Written task — Return each line containing "Lage".
***
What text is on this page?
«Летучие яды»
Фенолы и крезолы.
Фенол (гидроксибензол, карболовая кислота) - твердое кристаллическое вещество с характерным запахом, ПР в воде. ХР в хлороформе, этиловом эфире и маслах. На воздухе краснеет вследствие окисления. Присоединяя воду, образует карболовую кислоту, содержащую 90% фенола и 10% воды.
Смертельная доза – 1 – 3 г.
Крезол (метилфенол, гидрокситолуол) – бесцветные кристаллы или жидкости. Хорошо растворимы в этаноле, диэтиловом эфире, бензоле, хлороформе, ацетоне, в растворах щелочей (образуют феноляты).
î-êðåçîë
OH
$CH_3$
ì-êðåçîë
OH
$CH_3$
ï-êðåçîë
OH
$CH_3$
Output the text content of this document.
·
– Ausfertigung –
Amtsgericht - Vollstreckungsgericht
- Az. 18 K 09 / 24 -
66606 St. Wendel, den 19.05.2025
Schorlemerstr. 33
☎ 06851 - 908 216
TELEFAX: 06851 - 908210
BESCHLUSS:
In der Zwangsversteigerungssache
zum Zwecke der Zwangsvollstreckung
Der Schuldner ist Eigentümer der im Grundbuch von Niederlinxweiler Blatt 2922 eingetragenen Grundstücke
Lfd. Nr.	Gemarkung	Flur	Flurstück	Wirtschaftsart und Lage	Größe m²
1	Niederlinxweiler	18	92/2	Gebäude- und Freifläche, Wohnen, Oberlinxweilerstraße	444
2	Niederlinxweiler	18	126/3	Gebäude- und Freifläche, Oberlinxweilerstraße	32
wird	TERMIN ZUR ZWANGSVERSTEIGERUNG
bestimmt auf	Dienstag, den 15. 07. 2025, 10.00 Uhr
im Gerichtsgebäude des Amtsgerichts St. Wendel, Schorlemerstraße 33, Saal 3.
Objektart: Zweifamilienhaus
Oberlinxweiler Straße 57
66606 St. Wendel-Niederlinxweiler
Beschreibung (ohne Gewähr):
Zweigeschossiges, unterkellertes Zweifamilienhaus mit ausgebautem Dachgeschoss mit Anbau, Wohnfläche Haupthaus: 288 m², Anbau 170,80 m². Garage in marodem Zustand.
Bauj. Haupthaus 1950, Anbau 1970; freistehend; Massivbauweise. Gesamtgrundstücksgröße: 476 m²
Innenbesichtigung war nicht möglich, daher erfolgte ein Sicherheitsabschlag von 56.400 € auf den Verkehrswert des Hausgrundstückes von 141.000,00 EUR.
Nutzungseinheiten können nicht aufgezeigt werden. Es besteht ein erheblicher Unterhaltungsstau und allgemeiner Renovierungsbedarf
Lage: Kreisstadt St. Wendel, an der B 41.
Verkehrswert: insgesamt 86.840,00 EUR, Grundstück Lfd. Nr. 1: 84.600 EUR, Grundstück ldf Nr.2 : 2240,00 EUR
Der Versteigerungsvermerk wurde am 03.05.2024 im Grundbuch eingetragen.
***
Final result —
Lfd. Nr.	Gemarkung	Flur	Flurstück	Wirtschaftsart und Lage	Größe m²
Lage: Kreisstadt St. Wendel, an der B 41.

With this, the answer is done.